## REQUEST
All of the records listed below should be retyped exactly.
-- start of DATA SHOWN --
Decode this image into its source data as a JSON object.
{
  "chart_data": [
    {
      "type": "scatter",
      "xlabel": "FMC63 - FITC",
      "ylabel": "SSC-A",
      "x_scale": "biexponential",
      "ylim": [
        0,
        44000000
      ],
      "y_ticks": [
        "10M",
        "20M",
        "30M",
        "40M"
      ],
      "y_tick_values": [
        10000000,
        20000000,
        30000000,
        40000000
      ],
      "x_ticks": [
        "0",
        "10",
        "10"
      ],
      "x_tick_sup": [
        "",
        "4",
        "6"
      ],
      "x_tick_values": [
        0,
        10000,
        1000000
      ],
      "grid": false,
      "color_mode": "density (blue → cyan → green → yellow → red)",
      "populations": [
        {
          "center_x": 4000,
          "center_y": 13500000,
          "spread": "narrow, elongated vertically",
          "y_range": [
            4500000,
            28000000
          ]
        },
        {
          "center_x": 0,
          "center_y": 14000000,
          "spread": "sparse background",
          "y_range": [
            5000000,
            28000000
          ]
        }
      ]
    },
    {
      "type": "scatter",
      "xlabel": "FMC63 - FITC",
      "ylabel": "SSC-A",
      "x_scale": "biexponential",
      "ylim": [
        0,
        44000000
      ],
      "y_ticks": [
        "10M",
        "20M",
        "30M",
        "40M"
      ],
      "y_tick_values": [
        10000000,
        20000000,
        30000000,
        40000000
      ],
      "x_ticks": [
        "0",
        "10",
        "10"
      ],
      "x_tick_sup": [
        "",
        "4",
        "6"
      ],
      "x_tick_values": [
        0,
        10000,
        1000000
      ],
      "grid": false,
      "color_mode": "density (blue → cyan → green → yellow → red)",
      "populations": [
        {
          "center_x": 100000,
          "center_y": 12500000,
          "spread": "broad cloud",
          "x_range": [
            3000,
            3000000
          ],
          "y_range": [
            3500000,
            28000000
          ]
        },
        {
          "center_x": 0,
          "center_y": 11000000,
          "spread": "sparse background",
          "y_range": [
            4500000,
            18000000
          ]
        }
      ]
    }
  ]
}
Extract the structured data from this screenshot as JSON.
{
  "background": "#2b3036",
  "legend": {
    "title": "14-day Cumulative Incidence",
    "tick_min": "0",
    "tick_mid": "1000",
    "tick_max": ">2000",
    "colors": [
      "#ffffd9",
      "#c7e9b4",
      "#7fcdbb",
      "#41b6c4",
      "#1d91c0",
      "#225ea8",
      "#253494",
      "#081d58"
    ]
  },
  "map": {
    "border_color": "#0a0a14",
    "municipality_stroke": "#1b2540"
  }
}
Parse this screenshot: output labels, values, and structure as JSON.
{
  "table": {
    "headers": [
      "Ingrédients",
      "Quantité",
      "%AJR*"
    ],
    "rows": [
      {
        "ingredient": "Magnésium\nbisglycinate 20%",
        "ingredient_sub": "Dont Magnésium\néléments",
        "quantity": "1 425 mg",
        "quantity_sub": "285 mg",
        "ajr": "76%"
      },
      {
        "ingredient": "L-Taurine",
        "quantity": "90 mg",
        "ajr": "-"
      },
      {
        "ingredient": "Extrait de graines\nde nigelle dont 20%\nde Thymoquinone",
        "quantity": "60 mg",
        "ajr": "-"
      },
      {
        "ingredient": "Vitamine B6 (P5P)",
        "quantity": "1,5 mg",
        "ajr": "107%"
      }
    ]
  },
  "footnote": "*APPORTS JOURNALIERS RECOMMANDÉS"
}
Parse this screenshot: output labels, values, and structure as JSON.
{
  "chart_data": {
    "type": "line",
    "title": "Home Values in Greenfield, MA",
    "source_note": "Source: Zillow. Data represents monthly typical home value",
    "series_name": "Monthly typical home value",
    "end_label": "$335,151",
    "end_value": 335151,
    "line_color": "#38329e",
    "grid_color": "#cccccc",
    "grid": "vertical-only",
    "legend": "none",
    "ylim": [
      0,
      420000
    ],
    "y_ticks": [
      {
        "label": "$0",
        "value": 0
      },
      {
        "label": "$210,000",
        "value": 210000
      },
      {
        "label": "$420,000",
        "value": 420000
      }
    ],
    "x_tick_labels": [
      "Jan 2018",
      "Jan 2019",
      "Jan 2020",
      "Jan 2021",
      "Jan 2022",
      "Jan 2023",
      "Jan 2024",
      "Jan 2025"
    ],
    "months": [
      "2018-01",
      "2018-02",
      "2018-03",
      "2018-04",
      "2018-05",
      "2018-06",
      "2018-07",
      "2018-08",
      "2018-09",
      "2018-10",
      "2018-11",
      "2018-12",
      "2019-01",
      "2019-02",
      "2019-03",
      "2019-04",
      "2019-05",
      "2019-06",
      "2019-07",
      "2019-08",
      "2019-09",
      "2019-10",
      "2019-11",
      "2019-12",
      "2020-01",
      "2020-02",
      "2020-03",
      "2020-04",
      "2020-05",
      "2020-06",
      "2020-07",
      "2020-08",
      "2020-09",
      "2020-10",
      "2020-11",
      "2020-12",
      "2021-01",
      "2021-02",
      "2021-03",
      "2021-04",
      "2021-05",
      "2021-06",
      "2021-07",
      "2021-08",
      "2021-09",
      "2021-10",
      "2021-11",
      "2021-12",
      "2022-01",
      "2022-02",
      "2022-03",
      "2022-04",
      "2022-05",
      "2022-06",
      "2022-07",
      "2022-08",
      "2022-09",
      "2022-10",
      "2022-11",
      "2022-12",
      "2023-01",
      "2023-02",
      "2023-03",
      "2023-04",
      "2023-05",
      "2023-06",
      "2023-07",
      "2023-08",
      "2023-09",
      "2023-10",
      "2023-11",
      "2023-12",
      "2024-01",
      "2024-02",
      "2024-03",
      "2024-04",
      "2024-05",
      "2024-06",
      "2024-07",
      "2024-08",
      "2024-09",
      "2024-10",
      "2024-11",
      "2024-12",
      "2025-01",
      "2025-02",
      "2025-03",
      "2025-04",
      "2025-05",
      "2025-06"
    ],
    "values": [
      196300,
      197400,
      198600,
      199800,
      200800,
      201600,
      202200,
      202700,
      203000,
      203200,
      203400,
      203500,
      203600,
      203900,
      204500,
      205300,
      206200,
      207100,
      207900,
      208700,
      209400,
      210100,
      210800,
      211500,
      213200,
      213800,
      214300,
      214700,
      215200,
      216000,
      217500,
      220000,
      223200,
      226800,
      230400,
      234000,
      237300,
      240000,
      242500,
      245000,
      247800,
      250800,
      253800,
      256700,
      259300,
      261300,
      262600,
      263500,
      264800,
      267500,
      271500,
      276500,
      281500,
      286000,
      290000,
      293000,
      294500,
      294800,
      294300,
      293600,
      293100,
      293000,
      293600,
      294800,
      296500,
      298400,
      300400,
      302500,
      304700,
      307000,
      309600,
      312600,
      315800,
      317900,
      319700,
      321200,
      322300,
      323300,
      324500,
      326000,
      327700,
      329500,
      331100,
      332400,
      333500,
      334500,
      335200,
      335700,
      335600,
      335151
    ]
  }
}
-- end of DATA SHOWN --
## SOLUTION FOR THIS TASK
Decode this image into its source data as a JSON object.
{
  "chart_data": [
    {
      "type": "scatter",
      "xlabel": "FMC63 - FITC",
      "ylabel": "SSC-A",
      "x_scale": "biexponential",
      "ylim": [
        0,
        44000000
      ],
      "y_ticks": [
        "10M",
        "20M",
        "30M",
        "40M"
      ],
      "y_tick_values": [
        10000000,
        20000000,
        30000000,
        40000000
      ],
      "x_ticks": [
        "0",
        "10",
        "10"
      ],
      "x_tick_sup": [
        "",
        "4",
        "6"
      ],
      "x_tick_values": [
        0,
        10000,
        1000000
      ],
      "grid": false,
      "color_mode": "density (blue → cyan → green → yellow → red)",
      "populations": [
        {
          "center_x": 4000,
          "center_y": 13500000,
          "spread": "narrow, elongated vertically",
          "y_range": [
            4500000,
            28000000
          ]
        },
        {
          "center_x": 0,
          "center_y": 14000000,
          "spread": "sparse background",
          "y_range": [
            5000000,
            28000000
          ]
        }
      ]
    },
    {
      "type": "scatter",
      "xlabel": "FMC63 - FITC",
      "ylabel": "SSC-A",
      "x_scale": "biexponential",
      "ylim": [
        0,
        44000000
      ],
      "y_ticks": [
        "10M",
        "20M",
        "30M",
        "40M"
      ],
      "y_tick_values": [
        10000000,
        20000000,
        30000000,
        40000000
      ],
      "x_ticks": [
        "0",
        "10",
        "10"
      ],
      "x_tick_sup": [
        "",
        "4",
        "6"
      ],
      "x_tick_values": [
        0,
        10000,
        1000000
      ],
      "grid": false,
      "color_mode": "density (blue → cyan → green → yellow → red)",
      "populations": [
        {
          "center_x": 100000,
          "center_y": 12500000,
          "spread": "broad cloud",
          "x_range": [
            3000,
            3000000
          ],
          "y_range": [
            3500000,
            28000000
          ]
        },
        {
          "center_x": 0,
          "center_y": 11000000,
          "spread": "sparse background",
          "y_range": [
            4500000,
            18000000
          ]
        }
      ]
    }
  ]
}
Extract the structured data from this screenshot as JSON.
{
  "background": "#2b3036",
  "legend": {
    "title": "14-day Cumulative Incidence",
    "tick_min": "0",
    "tick_mid": "1000",
    "tick_max": ">2000",
    "colors": [
      "#ffffd9",
      "#c7e9b4",
      "#7fcdbb",
      "#41b6c4",
      "#1d91c0",
      "#225ea8",
      "#253494",
      "#081d58"
    ]
  },
  "map": {
    "border_color": "#0a0a14",
    "municipality_stroke": "#1b2540"
  }
}
Parse this screenshot: output labels, values, and structure as JSON.
{
  "table": {
    "headers": [
      "Ingrédients",
      "Quantité",
      "%AJR*"
    ],
    "rows": [
      {
        "ingredient": "Magnésium\nbisglycinate 20%",
        "ingredient_sub": "Dont Magnésium\néléments",
        "quantity": "1 425 mg",
        "quantity_sub": "285 mg",
        "ajr": "76%"
      },
      {
        "ingredient": "L-Taurine",
        "quantity": "90 mg",
        "ajr": "-"
      },
      {
        "ingredient": "Extrait de graines\nde nigelle dont 20%\nde Thymoquinone",
        "quantity": "60 mg",
        "ajr": "-"
      },
      {
        "ingredient": "Vitamine B6 (P5P)",
        "quantity": "1,5 mg",
        "ajr": "107%"
      }
    ]
  },
  "footnote": "*APPORTS JOURNALIERS RECOMMANDÉS"
}
Parse this screenshot: output labels, values, and structure as JSON.
{
  "chart_data": {
    "type": "line",
    "title": "Home Values in Greenfield, MA",
    "source_note": "Source: Zillow. Data represents monthly typical home value",
    "series_name": "Monthly typical home value",
    "end_label": "$335,151",
    "end_value": 335151,
    "line_color": "#38329e",
    "grid_color": "#cccccc",
    "grid": "vertical-only",
    "legend": "none",
    "ylim": [
      0,
      420000
    ],
    "y_ticks": [
      {
        "label": "$0",
        "value": 0
      },
      {
        "label": "$210,000",
        "value": 210000
      },
      {
        "label": "$420,000",
        "value": 420000
      }
    ],
    "x_tick_labels": [
      "Jan 2018",
      "Jan 2019",
      "Jan 2020",
      "Jan 2021",
      "Jan 2022",
      "Jan 2023",
      "Jan 2024",
      "Jan 2025"
    ],
    "months": [
      "2018-01",
      "2018-02",
      "2018-03",
      "2018-04",
      "2018-05",
      "2018-06",
      "2018-07",
      "2018-08",
      "2018-09",
      "2018-10",
      "2018-11",
      "2018-12",
      "2019-01",
      "2019-02",
      "2019-03",
      "2019-04",
      "2019-05",
      "2019-06",
      "2019-07",
      "2019-08",
      "2019-09",
      "2019-10",
      "2019-11",
      "2019-12",
      "2020-01",
      "2020-02",
      "2020-03",
      "2020-04",
      "2020-05",
      "2020-06",
      "2020-07",
      "2020-08",
      "2020-09",
      "2020-10",
      "2020-11",
      "2020-12",
      "2021-01",
      "2021-02",
      "2021-03",
      "2021-04",
      "2021-05",
      "2021-06",
      "2021-07",
      "2021-08",
      "2021-09",
      "2021-10",
      "2021-11",
      "2021-12",
      "2022-01",
      "2022-02",
      "2022-03",
      "2022-04",
      "2022-05",
      "2022-06",
      "2022-07",
      "2022-08",
      "2022-09",
      "2022-10",
      "2022-11",
      "2022-12",
      "2023-01",
      "2023-02",
      "2023-03",
      "2023-04",
      "2023-05",
      "2023-06",
      "2023-07",
      "2023-08",
      "2023-09",
      "2023-10",
      "2023-11",
      "2023-12",
      "2024-01",
      "2024-02",
      "2024-03",
      "2024-04",
      "2024-05",
      "2024-06",
      "2024-07",
      "2024-08",
      "2024-09",
      "2024-10",
      "2024-11",
      "2024-12",
      "2025-01",
      "2025-02",
      "2025-03",
      "2025-04",
      "2025-05",
      "2025-06"
    ],
    "values": [
      196300,
      197400,
      198600,
      199800,
      200800,
      201600,
      202200,
      202700,
      203000,
      203200,
      203400,
      203500,
      203600,
      203900,
      204500,
      205300,
      206200,
      207100,
      207900,
      208700,
      209400,
      210100,
      210800,
      211500,
      213200,
      213800,
      214300,
      214700,
      215200,
      216000,
      217500,
      220000,
      223200,
      226800,
      230400,
      234000,
      237300,
      240000,
      242500,
      245000,
      247800,
      250800,
      253800,
      256700,
      259300,
      261300,
      262600,
      263500,
      264800,
      267500,
      271500,
      276500,
      281500,
      286000,
      290000,
      293000,
      294500,
      294800,
      294300,
      293600,
      293100,
      293000,
      293600,
      294800,
      296500,
      298400,
      300400,
      302500,
      304700,
      307000,
      309600,
      312600,
      315800,
      317900,
      319700,
      321200,
      322300,
      323300,
      324500,
      326000,
      327700,
      329500,
      331100,
      332400,
      333500,
      334500,
      335200,
      335700,
      335600,
      335151
    ]
  }
}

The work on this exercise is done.